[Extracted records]
•••
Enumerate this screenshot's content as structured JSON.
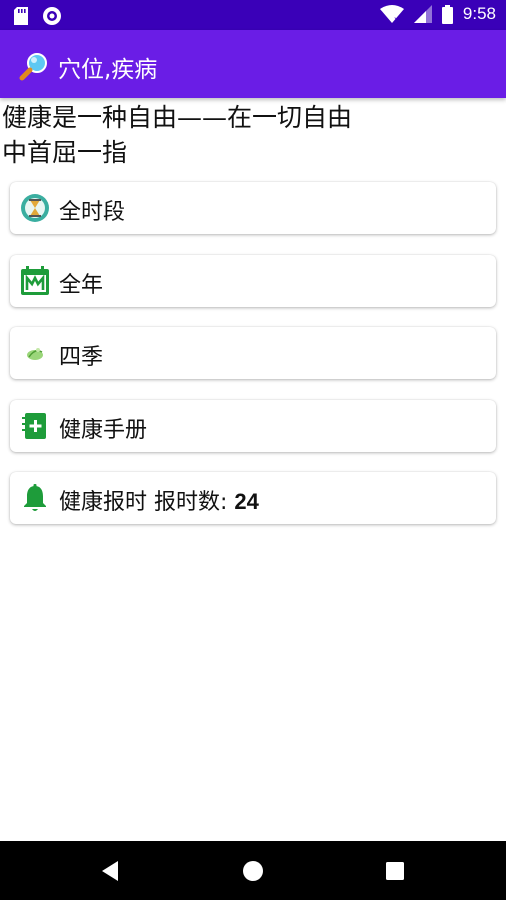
{
  "status_bar": {
    "time": "9:58",
    "icons": [
      "sd-card-icon",
      "circle-notification-icon",
      "wifi-icon",
      "signal-icon",
      "battery-icon"
    ]
  },
  "app_bar": {
    "title": "穴位,疾病",
    "icon": "magnifier-icon",
    "color": "#6a1de6",
    "status_color": "#3a00b8"
  },
  "motto": "健康是一种自由——在一切自由\n中首屈一指",
  "menu": [
    {
      "label": "全时段",
      "icon": "hourglass-clock-icon"
    },
    {
      "label": "全年",
      "icon": "calendar-icon"
    },
    {
      "label": "四季",
      "icon": "season-leaf-icon"
    },
    {
      "label": "健康手册",
      "icon": "health-book-icon"
    },
    {
      "label": "健康报时 报时数: ",
      "count": "24",
      "icon": "bell-icon"
    }
  ],
  "nav_bar": {
    "buttons": [
      "back-button",
      "home-button",
      "recents-button"
    ]
  }
}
•••
Objective =
Quote every entry exactly, with the pictures omitted.

Answer to the task =
Enumerate this screenshot's content as structured JSON.
{
  "status_bar": {
    "time": "9:58",
    "icons": [
      "sd-card-icon",
      "circle-notification-icon",
      "wifi-icon",
      "signal-icon",
      "battery-icon"
    ]
  },
  "app_bar": {
    "title": "穴位,疾病",
    "icon": "magnifier-icon",
    "color": "#6a1de6",
    "status_color": "#3a00b8"
  },
  "motto": "健康是一种自由——在一切自由\n中首屈一指",
  "menu": [
    {
      "label": "全时段",
      "icon": "hourglass-clock-icon"
    },
    {
      "label": "全年",
      "icon": "calendar-icon"
    },
    {
      "label": "四季",
      "icon": "season-leaf-icon"
    },
    {
      "label": "健康手册",
      "icon": "health-book-icon"
    },
    {
      "label": "健康报时 报时数: ",
      "count": "24",
      "icon": "bell-icon"
    }
  ],
  "nav_bar": {
    "buttons": [
      "back-button",
      "home-button",
      "recents-button"
    ]
  }
}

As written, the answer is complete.